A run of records
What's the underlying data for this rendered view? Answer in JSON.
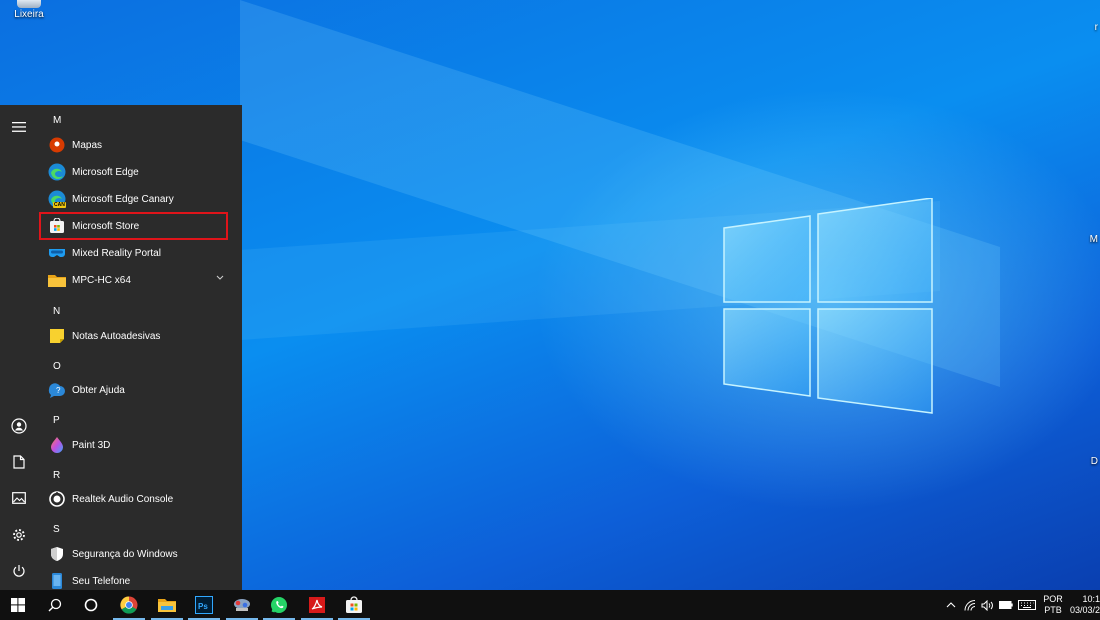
{
  "desktop": {
    "recycle_bin_label": "Lixeira",
    "edge_fragments": [
      "r",
      "M",
      "D"
    ]
  },
  "start_menu": {
    "rail": [
      "menu-icon",
      "user-icon",
      "document-icon",
      "pictures-icon",
      "settings-icon",
      "power-icon"
    ],
    "sections": [
      {
        "letter": "M",
        "apps": [
          {
            "label": "Mapas",
            "icon": "maps-icon"
          },
          {
            "label": "Microsoft Edge",
            "icon": "edge-icon"
          },
          {
            "label": "Microsoft Edge Canary",
            "icon": "edge-canary-icon"
          },
          {
            "label": "Microsoft Store",
            "icon": "store-icon"
          },
          {
            "label": "Mixed Reality Portal",
            "icon": "mixed-reality-icon"
          },
          {
            "label": "MPC-HC x64",
            "icon": "folder-icon"
          }
        ]
      },
      {
        "letter": "N",
        "apps": [
          {
            "label": "Notas Autoadesivas",
            "icon": "sticky-notes-icon"
          }
        ]
      },
      {
        "letter": "O",
        "apps": [
          {
            "label": "Obter Ajuda",
            "icon": "help-icon"
          }
        ]
      },
      {
        "letter": "P",
        "apps": [
          {
            "label": "Paint 3D",
            "icon": "paint3d-icon"
          }
        ]
      },
      {
        "letter": "R",
        "apps": [
          {
            "label": "Realtek Audio Console",
            "icon": "realtek-icon"
          }
        ]
      },
      {
        "letter": "S",
        "apps": [
          {
            "label": "Segurança do Windows",
            "icon": "shield-icon"
          },
          {
            "label": "Seu Telefone",
            "icon": "phone-icon"
          }
        ]
      }
    ],
    "canary_badge": "CAN"
  },
  "taskbar": {
    "language_line1": "POR",
    "language_line2": "PTB",
    "time": "10:1",
    "date": "03/03/2"
  },
  "colors": {
    "highlight_border": "#e0141a",
    "menu_background": "#2b2b2b",
    "taskbar_background": "#101010",
    "active_indicator": "#76b9ed"
  }
}
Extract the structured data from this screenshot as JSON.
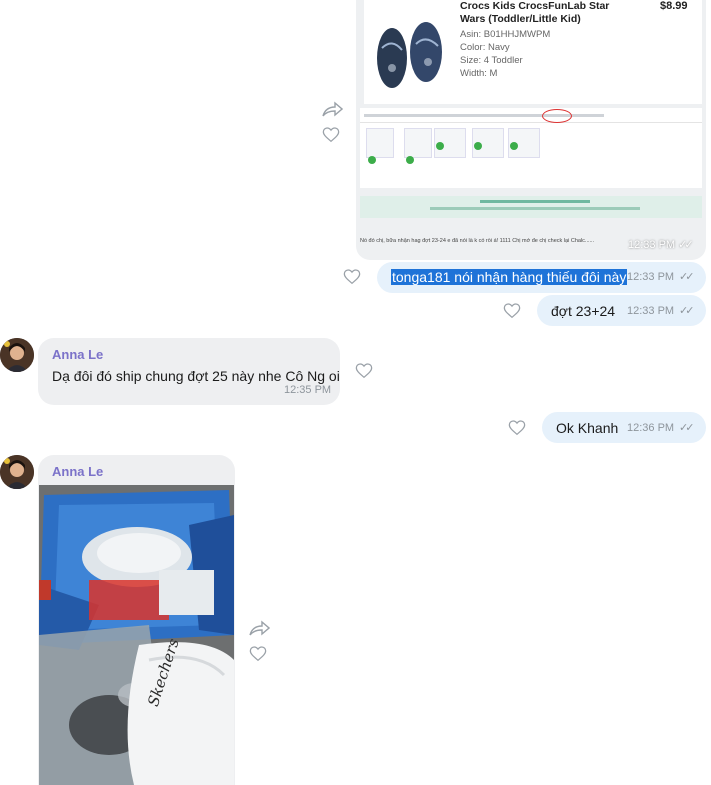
{
  "product_card": {
    "title": "Crocs Kids CrocsFunLab Star Wars (Toddler/Little Kid)",
    "price": "$8.99",
    "asin": "Asin: B01HHJMWPM",
    "color": "Color: Navy",
    "size": "Size: 4 Toddler",
    "width": "Width: M",
    "screenshot_caption": "Nó đó chị, bữa nhận hag đợt 23-24 e đã nói là k có rồi á! 1111 Chị mở đe chị check lại Chalc......",
    "time": "12:33 PM"
  },
  "messages": [
    {
      "id": "m1",
      "text": "tonga181 nói nhận hàng thiếu đôi này",
      "time": "12:33 PM",
      "highlighted": true
    },
    {
      "id": "m2",
      "text": "đợt 23+24",
      "time": "12:33 PM"
    },
    {
      "id": "m3",
      "sender": "Anna Le",
      "text": "Dạ đôi đó ship chung đợt 25 này nhe Cô Ng oi",
      "time": "12:35 PM"
    },
    {
      "id": "m4",
      "text": "Ok Khanh",
      "time": "12:36 PM"
    },
    {
      "id": "m5",
      "sender": "Anna Le"
    }
  ],
  "photo_text": {
    "bag_brand": "Skechers"
  },
  "colors": {
    "outgoing_bubble": "#e6f1fb",
    "incoming_bubble": "#eeeff1",
    "highlight": "#1e73d8",
    "sender": "#7b72c9"
  }
}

Required task:
Output every entry word for word, but omit the pictures.

Written response:
What's the underlying data for this rendered view? Answer in JSON.
{
  "desktop": {
    "recycle_bin_label": "Lixeira",
    "edge_fragments": [
      "r",
      "M",
      "D"
    ]
  },
  "start_menu": {
    "rail": [
      "menu-icon",
      "user-icon",
      "document-icon",
      "pictures-icon",
      "settings-icon",
      "power-icon"
    ],
    "sections": [
      {
        "letter": "M",
        "apps": [
          {
            "label": "Mapas",
            "icon": "maps-icon"
          },
          {
            "label": "Microsoft Edge",
            "icon": "edge-icon"
          },
          {
            "label": "Microsoft Edge Canary",
            "icon": "edge-canary-icon"
          },
          {
            "label": "Microsoft Store",
            "icon": "store-icon"
          },
          {
            "label": "Mixed Reality Portal",
            "icon": "mixed-reality-icon"
          },
          {
            "label": "MPC-HC x64",
            "icon": "folder-icon"
          }
        ]
      },
      {
        "letter": "N",
        "apps": [
          {
            "label": "Notas Autoadesivas",
            "icon": "sticky-notes-icon"
          }
        ]
      },
      {
        "letter": "O",
        "apps": [
          {
            "label": "Obter Ajuda",
            "icon": "help-icon"
          }
        ]
      },
      {
        "letter": "P",
        "apps": [
          {
            "label": "Paint 3D",
            "icon": "paint3d-icon"
          }
        ]
      },
      {
        "letter": "R",
        "apps": [
          {
            "label": "Realtek Audio Console",
            "icon": "realtek-icon"
          }
        ]
      },
      {
        "letter": "S",
        "apps": [
          {
            "label": "Segurança do Windows",
            "icon": "shield-icon"
          },
          {
            "label": "Seu Telefone",
            "icon": "phone-icon"
          }
        ]
      }
    ],
    "canary_badge": "CAN"
  },
  "taskbar": {
    "language_line1": "POR",
    "language_line2": "PTB",
    "time": "10:1",
    "date": "03/03/2"
  },
  "colors": {
    "highlight_border": "#e0141a",
    "menu_background": "#2b2b2b",
    "taskbar_background": "#101010",
    "active_indicator": "#76b9ed"
  }
}
Extract the structured data from this screenshot as JSON.
{
  "product_card": {
    "title": "Crocs Kids CrocsFunLab Star Wars (Toddler/Little Kid)",
    "price": "$8.99",
    "asin": "Asin: B01HHJMWPM",
    "color": "Color: Navy",
    "size": "Size: 4 Toddler",
    "width": "Width: M",
    "screenshot_caption": "Nó đó chị, bữa nhận hag đợt 23-24 e đã nói là k có rồi á! 1111 Chị mở đe chị check lại Chalc......",
    "time": "12:33 PM"
  },
  "messages": [
    {
      "id": "m1",
      "text": "tonga181 nói nhận hàng thiếu đôi này",
      "time": "12:33 PM",
      "highlighted": true
    },
    {
      "id": "m2",
      "text": "đợt 23+24",
      "time": "12:33 PM"
    },
    {
      "id": "m3",
      "sender": "Anna Le",
      "text": "Dạ đôi đó ship chung đợt 25 này nhe Cô Ng oi",
      "time": "12:35 PM"
    },
    {
      "id": "m4",
      "text": "Ok Khanh",
      "time": "12:36 PM"
    },
    {
      "id": "m5",
      "sender": "Anna Le"
    }
  ],
  "photo_text": {
    "bag_brand": "Skechers"
  },
  "colors": {
    "outgoing_bubble": "#e6f1fb",
    "incoming_bubble": "#eeeff1",
    "highlight": "#1e73d8",
    "sender": "#7b72c9"
  }
}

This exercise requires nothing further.